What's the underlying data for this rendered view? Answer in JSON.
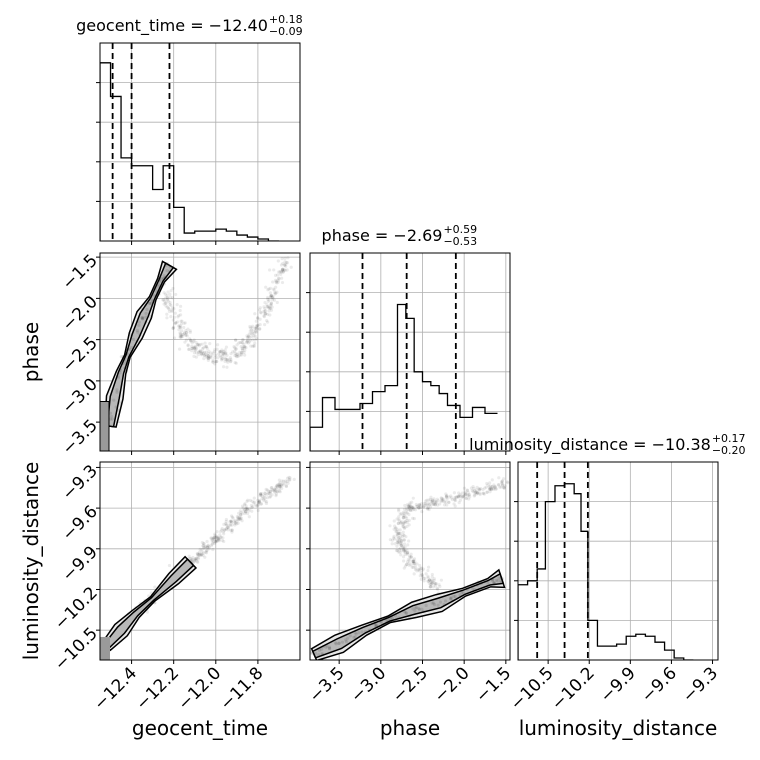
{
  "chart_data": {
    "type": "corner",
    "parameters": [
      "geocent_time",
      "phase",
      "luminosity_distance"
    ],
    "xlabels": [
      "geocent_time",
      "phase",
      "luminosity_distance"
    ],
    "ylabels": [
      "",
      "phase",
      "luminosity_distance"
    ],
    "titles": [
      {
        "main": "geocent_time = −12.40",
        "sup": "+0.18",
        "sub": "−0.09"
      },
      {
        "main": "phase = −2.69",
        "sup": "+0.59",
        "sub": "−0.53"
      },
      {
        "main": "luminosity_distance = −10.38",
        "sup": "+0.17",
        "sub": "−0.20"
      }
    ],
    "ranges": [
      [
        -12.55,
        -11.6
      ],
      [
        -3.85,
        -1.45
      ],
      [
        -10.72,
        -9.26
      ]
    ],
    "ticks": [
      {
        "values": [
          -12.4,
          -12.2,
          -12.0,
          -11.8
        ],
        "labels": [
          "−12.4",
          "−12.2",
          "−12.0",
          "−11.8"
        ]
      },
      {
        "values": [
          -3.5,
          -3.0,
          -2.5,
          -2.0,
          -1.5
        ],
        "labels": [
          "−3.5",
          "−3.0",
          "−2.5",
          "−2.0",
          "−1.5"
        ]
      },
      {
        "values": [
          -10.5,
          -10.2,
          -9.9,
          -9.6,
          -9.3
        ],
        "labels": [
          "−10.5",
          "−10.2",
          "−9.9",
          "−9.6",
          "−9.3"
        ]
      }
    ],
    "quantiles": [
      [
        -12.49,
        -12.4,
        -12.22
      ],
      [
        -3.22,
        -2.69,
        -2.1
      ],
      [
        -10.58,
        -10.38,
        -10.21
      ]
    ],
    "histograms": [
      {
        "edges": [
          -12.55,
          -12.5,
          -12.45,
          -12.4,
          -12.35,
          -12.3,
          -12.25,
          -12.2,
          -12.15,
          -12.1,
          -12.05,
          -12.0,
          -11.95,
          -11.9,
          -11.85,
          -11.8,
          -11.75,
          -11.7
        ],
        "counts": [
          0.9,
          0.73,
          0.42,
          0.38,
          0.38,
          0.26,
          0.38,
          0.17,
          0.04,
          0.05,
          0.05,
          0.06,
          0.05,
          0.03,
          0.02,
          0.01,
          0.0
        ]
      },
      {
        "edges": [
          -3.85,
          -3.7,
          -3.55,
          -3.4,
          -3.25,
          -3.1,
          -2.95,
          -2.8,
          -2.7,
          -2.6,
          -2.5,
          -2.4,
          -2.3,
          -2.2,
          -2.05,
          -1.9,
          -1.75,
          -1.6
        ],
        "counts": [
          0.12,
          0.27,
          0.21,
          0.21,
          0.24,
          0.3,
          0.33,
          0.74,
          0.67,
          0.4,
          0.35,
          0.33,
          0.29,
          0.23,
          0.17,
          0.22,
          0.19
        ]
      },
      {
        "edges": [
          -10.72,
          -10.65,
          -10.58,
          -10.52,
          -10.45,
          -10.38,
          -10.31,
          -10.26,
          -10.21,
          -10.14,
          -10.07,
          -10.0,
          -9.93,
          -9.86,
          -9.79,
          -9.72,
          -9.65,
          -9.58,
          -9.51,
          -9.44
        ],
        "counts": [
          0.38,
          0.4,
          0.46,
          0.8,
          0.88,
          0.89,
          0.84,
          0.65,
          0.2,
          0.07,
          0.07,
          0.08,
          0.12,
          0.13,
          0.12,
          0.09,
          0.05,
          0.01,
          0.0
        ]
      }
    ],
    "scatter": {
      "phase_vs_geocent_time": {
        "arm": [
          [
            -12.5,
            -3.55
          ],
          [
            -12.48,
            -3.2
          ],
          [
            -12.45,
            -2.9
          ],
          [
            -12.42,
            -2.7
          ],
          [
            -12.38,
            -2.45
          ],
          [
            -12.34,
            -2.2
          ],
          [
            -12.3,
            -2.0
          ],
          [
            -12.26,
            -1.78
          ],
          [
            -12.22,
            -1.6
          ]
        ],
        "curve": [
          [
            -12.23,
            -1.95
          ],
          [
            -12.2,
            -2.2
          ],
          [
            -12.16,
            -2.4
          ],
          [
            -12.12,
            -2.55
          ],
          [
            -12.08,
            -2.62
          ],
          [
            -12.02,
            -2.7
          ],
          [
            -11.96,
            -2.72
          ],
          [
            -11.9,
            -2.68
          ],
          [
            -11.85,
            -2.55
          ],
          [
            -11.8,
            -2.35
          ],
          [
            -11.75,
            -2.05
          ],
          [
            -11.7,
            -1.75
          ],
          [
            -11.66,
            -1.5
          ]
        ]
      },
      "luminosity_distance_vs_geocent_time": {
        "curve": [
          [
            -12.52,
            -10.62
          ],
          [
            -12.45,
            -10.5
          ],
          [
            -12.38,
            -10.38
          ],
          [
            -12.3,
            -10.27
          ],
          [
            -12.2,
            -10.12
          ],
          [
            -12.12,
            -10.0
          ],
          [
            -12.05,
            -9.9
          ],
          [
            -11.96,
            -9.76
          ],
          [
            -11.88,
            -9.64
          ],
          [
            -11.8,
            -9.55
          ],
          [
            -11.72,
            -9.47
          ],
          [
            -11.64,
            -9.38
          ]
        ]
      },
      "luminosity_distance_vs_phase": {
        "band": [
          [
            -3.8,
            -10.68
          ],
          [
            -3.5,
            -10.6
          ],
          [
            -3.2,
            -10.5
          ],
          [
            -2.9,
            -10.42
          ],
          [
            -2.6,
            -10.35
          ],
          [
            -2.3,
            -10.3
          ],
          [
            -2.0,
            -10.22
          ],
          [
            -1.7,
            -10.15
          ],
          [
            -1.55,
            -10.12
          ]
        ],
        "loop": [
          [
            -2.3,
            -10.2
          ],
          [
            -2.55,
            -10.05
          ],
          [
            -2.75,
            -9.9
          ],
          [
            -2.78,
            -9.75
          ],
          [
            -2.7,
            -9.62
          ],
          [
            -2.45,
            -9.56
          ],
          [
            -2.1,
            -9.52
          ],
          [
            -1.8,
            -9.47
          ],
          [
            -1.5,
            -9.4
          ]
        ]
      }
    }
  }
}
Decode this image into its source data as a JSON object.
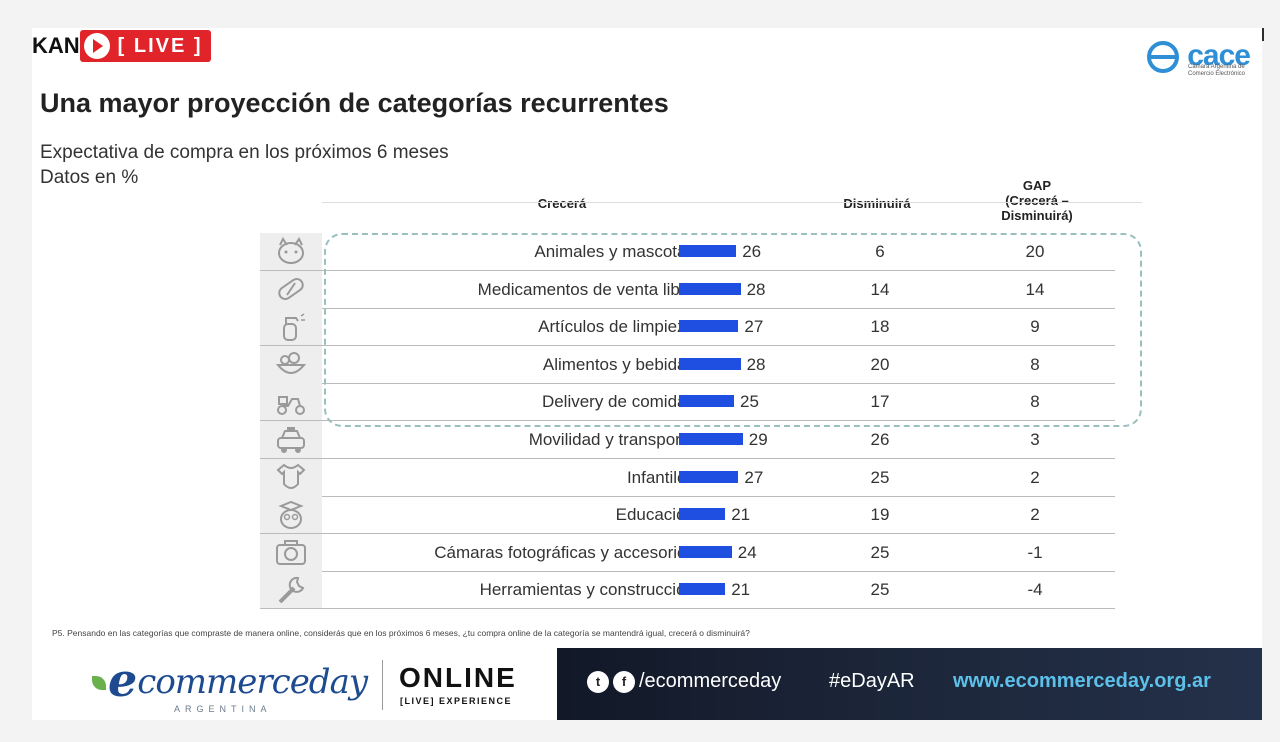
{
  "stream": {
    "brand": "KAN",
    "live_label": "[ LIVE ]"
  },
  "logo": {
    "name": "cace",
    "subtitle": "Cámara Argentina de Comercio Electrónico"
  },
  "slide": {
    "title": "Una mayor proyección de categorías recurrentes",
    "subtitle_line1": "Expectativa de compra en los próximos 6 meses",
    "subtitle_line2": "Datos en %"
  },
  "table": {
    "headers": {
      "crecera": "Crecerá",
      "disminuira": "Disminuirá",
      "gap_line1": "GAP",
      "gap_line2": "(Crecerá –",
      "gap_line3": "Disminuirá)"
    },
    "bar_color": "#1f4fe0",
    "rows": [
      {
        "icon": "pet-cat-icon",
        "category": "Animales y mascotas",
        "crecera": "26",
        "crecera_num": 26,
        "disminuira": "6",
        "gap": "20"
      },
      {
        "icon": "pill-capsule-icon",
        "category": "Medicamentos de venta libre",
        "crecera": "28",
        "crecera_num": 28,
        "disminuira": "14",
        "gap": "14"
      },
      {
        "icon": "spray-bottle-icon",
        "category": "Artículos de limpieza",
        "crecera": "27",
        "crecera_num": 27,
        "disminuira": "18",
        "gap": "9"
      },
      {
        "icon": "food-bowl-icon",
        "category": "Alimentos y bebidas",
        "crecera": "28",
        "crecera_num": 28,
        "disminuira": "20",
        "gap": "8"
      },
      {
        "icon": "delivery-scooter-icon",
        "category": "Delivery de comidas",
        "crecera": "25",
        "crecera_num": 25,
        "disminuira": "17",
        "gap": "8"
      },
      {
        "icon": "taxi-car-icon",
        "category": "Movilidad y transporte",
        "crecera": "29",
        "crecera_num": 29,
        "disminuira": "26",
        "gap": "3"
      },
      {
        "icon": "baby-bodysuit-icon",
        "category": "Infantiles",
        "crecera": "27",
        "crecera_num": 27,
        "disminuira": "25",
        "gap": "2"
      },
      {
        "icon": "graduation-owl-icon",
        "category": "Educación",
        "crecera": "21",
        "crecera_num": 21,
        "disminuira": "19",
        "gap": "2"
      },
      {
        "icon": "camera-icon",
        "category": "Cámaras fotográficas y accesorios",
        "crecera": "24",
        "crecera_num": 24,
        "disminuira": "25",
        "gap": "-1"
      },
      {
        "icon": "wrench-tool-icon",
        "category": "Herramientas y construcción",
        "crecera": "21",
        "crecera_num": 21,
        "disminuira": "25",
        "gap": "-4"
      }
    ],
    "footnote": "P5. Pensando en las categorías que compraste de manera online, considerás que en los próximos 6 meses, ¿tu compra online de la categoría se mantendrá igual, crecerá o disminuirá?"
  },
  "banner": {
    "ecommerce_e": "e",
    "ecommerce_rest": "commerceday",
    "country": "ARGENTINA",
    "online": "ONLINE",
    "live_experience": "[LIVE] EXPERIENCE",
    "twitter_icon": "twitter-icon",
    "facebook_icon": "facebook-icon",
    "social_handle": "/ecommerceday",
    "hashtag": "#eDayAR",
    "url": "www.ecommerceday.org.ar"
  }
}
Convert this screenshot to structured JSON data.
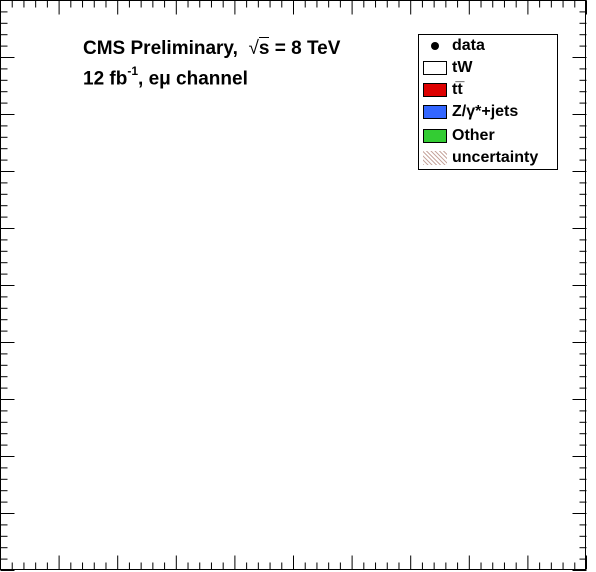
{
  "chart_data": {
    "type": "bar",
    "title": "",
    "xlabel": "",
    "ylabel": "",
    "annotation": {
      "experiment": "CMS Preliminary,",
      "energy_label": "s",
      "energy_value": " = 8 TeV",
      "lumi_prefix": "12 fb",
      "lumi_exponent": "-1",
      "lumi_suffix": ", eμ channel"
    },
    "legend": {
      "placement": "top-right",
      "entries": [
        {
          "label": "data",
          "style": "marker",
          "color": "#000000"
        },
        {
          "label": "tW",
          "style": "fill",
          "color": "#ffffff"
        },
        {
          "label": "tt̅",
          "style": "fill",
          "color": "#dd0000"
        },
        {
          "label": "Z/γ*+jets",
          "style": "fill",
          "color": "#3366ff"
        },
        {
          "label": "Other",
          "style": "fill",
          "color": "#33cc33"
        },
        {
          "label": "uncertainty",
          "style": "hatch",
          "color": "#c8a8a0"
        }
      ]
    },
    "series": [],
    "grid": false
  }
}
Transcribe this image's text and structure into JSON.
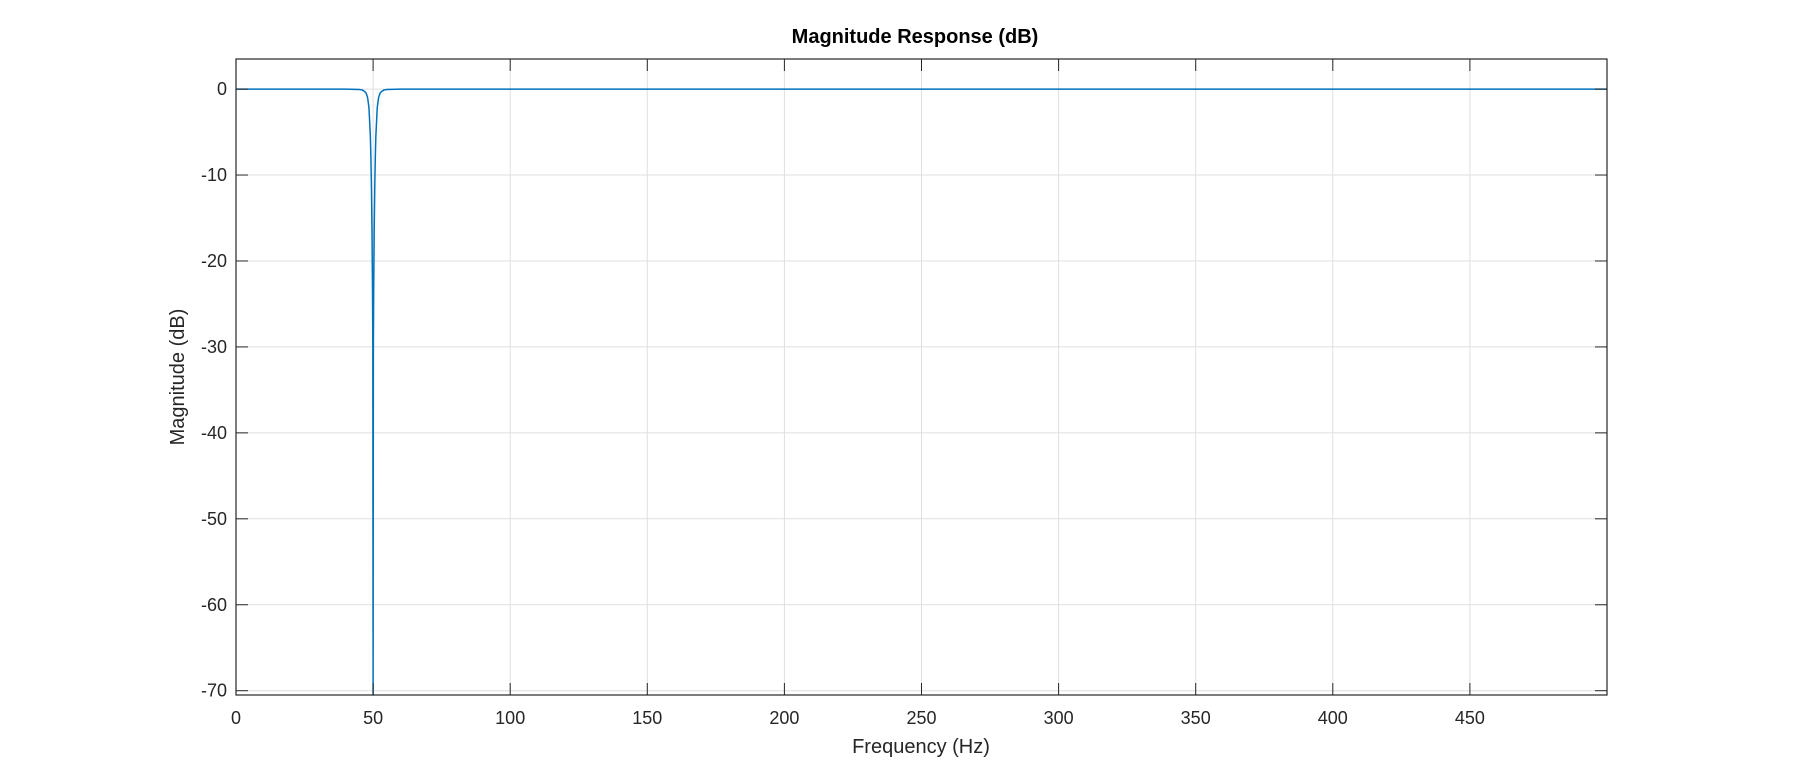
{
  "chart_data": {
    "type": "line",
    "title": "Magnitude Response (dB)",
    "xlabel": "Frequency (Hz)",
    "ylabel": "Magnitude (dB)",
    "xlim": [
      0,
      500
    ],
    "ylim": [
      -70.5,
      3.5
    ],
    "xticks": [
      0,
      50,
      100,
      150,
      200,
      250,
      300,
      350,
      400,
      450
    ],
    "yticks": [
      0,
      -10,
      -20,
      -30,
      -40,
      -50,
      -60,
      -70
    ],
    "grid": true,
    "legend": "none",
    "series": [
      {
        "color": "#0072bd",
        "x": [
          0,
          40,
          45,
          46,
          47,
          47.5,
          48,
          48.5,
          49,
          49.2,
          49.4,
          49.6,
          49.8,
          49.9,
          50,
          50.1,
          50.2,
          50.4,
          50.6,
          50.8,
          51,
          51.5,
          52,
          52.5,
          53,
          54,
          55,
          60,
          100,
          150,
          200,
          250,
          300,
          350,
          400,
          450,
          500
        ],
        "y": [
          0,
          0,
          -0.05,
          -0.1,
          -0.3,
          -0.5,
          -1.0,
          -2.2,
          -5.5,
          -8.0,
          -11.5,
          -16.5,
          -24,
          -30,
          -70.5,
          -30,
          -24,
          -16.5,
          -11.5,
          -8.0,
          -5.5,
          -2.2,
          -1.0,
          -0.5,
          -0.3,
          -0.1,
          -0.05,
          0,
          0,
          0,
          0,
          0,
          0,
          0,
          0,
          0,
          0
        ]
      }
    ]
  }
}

────────

▶ [TASK OBJECTIVE]:
Locate the string "JSON" in the listing above and copy every line where it occurs.

▶ [FULL OUTPUT]:
What's the underlying data for this rendered view? Answer in JSON.
Decode this image into its source data as a JSON object.
Convert this screenshot to structured JSON data.
Transcribe this image's text and structure into JSON.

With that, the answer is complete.